• [WHAT YOU HAVE TO DO] Count only the lines of the records that hold "features", then give the number without any other words.

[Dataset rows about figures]
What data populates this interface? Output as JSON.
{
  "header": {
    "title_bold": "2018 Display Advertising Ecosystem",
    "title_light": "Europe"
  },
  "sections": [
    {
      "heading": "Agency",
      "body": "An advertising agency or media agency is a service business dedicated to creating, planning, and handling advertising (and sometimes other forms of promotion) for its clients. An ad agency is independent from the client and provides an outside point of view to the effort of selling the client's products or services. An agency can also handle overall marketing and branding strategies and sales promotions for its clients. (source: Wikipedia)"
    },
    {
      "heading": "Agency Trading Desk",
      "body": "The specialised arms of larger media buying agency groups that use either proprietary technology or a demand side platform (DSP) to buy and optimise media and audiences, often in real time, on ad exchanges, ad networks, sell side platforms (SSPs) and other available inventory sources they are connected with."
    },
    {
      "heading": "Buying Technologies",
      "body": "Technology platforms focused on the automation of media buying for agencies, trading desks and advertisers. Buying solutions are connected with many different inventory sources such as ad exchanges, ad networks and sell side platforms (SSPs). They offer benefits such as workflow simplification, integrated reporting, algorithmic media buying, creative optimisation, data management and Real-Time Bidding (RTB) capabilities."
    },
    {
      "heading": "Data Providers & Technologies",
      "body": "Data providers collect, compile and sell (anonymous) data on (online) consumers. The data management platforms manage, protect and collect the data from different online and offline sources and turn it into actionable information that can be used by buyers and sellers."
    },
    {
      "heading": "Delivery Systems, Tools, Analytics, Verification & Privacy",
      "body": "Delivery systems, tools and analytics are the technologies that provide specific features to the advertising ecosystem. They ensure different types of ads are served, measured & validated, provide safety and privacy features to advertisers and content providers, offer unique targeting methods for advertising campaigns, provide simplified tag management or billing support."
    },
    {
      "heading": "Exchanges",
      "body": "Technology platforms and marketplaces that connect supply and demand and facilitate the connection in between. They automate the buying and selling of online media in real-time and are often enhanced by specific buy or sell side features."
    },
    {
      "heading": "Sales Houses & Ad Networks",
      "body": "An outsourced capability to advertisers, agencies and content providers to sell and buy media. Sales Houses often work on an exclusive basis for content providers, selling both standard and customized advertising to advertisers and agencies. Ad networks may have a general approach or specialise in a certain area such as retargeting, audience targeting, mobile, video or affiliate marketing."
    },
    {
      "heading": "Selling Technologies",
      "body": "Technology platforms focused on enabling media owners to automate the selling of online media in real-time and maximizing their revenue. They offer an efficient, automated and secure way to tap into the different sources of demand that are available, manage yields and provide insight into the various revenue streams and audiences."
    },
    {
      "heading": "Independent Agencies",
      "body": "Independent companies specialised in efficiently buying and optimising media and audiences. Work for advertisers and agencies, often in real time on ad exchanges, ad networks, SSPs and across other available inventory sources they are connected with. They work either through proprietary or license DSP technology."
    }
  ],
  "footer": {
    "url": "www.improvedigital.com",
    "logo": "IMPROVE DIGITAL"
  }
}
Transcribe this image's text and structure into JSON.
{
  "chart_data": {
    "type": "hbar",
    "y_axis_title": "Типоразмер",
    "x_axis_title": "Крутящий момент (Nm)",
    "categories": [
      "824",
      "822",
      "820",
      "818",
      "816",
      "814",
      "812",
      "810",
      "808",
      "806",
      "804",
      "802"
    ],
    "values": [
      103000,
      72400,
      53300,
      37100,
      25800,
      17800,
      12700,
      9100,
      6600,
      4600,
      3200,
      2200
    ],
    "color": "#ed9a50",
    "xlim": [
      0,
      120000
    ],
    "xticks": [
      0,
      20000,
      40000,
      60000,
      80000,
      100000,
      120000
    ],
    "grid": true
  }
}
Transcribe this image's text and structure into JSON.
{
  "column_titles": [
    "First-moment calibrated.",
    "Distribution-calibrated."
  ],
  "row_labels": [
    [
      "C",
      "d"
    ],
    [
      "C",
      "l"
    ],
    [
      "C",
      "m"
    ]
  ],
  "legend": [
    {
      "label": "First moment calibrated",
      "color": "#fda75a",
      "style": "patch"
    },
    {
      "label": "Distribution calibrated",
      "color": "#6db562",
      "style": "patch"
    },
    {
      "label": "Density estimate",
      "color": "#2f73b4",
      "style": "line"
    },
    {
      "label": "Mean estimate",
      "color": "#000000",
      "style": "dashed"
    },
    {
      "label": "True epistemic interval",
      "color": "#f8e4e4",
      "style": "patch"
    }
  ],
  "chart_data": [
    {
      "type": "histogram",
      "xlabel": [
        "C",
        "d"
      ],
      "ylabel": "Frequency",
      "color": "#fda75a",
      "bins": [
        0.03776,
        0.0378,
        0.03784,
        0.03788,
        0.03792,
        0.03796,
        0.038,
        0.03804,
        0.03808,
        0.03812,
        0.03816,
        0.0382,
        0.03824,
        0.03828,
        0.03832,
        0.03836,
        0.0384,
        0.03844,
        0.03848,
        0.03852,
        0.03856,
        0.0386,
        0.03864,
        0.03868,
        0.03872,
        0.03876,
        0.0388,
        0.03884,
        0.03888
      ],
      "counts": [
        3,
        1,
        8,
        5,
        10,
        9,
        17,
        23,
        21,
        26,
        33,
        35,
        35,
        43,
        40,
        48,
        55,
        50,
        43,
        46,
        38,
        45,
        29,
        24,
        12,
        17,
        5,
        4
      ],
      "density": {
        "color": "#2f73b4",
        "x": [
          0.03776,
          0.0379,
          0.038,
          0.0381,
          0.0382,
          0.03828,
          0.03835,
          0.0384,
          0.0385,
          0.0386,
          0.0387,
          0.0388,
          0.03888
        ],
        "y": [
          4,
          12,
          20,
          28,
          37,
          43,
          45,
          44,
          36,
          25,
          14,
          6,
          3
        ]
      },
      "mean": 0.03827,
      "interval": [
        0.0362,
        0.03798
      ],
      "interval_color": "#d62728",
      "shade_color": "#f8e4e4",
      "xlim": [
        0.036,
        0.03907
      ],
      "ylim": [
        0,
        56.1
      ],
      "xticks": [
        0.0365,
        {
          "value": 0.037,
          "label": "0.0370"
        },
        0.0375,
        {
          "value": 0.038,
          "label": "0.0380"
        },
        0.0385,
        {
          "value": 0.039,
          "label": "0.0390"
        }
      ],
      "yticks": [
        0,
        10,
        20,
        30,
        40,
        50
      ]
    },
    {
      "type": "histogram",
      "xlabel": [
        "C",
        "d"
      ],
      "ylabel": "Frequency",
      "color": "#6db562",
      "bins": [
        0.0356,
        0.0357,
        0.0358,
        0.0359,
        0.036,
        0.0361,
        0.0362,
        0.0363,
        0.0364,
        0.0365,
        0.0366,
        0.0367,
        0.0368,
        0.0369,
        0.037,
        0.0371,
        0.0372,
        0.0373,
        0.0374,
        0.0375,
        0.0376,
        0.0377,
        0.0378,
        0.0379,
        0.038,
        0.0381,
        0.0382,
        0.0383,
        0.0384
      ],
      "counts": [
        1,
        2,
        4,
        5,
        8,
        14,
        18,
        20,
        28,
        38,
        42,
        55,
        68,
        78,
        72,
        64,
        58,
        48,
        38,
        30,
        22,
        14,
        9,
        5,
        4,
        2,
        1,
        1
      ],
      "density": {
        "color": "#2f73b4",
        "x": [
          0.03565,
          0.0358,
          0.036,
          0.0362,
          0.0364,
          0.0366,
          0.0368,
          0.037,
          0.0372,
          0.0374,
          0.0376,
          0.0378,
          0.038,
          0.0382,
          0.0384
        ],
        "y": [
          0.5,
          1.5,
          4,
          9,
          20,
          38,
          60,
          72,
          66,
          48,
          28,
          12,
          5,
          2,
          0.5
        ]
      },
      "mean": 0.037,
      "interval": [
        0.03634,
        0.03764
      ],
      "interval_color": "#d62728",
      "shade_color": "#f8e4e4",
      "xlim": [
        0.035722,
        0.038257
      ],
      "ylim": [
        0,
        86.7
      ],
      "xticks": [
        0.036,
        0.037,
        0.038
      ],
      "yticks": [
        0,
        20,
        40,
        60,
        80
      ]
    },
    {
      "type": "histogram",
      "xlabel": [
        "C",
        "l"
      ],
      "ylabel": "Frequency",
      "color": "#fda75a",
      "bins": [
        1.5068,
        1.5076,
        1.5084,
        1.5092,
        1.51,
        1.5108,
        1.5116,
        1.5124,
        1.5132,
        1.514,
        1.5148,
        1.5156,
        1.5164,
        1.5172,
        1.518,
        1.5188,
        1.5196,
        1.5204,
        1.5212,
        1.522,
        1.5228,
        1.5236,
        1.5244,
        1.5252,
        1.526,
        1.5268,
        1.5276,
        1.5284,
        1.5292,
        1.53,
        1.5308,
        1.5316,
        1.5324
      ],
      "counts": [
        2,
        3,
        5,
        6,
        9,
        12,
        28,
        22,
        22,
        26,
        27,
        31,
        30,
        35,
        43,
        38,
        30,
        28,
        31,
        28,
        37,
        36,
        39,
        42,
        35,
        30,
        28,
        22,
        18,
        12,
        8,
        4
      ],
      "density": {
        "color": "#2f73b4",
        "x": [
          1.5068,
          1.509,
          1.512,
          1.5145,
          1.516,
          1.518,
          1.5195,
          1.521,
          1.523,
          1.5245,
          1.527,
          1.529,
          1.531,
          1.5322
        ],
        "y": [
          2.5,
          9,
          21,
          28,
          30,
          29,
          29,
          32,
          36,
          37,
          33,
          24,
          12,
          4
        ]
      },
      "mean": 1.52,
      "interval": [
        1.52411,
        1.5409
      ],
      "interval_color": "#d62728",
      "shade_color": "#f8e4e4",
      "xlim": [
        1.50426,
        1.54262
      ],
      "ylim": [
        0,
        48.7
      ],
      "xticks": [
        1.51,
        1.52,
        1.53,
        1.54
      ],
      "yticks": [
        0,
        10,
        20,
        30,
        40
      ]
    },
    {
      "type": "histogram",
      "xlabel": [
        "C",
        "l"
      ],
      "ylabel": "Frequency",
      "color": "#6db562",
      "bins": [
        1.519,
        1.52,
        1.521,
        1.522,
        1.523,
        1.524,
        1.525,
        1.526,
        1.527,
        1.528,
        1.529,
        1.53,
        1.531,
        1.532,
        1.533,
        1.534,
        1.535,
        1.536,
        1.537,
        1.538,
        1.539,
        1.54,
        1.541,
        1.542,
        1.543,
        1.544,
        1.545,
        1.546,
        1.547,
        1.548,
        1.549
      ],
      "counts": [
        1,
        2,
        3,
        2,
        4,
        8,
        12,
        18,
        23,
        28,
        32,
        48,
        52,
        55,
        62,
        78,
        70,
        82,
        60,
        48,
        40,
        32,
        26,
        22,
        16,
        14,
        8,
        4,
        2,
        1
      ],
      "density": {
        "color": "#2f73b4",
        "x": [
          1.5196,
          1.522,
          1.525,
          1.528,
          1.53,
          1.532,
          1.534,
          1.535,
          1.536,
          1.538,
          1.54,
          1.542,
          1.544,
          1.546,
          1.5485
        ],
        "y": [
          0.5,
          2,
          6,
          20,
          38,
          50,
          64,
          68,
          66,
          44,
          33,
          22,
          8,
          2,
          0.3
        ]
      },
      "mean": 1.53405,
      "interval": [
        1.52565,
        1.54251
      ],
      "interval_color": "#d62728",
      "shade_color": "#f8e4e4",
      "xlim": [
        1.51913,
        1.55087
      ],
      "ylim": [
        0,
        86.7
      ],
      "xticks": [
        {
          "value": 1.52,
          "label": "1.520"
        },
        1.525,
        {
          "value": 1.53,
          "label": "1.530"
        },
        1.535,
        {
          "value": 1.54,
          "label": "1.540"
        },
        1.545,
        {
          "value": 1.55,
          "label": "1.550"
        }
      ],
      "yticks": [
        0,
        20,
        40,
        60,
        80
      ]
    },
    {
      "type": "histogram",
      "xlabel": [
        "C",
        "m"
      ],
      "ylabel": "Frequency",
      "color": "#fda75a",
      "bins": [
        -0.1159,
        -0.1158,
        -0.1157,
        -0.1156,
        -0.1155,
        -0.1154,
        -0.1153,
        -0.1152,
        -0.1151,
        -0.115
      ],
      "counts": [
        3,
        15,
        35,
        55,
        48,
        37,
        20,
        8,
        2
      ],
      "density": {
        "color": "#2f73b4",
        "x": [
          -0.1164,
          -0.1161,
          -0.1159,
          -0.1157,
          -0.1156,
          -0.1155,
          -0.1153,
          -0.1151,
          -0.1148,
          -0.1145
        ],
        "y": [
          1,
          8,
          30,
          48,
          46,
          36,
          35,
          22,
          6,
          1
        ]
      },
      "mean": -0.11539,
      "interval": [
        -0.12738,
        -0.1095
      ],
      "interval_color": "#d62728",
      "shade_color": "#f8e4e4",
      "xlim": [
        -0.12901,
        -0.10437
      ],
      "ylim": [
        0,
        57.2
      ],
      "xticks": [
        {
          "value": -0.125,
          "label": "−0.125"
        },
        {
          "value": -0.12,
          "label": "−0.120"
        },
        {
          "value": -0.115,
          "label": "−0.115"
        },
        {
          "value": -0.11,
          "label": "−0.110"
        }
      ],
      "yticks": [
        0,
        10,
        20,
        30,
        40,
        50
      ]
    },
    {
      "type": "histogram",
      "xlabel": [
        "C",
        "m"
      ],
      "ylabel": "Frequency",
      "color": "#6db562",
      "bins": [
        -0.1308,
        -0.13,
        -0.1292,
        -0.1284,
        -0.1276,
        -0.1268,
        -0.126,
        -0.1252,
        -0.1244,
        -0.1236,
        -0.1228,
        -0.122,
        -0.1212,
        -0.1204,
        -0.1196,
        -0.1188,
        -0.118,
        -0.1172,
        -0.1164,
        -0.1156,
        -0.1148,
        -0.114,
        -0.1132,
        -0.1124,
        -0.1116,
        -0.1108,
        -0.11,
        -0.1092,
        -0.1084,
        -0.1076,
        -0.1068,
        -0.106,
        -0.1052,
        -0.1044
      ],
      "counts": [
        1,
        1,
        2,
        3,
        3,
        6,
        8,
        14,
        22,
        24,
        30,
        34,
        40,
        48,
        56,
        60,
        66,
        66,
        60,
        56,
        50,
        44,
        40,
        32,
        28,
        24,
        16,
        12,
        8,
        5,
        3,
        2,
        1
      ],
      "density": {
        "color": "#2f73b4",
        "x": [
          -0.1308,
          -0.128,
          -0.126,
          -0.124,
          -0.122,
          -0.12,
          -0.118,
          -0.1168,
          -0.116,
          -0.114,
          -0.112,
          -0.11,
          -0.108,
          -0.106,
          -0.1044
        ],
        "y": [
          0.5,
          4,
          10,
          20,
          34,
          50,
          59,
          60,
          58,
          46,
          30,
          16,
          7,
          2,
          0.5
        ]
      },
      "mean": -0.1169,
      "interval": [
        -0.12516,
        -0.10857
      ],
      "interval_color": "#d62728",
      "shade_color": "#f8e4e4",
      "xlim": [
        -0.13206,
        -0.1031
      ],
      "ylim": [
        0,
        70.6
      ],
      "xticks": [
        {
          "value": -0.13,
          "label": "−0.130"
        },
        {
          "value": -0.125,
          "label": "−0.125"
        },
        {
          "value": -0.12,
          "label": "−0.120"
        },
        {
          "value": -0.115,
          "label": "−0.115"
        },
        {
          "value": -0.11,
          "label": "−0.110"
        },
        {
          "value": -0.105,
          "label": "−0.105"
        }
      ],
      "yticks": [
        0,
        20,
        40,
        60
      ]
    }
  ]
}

• [WORKED SOLUTION] 2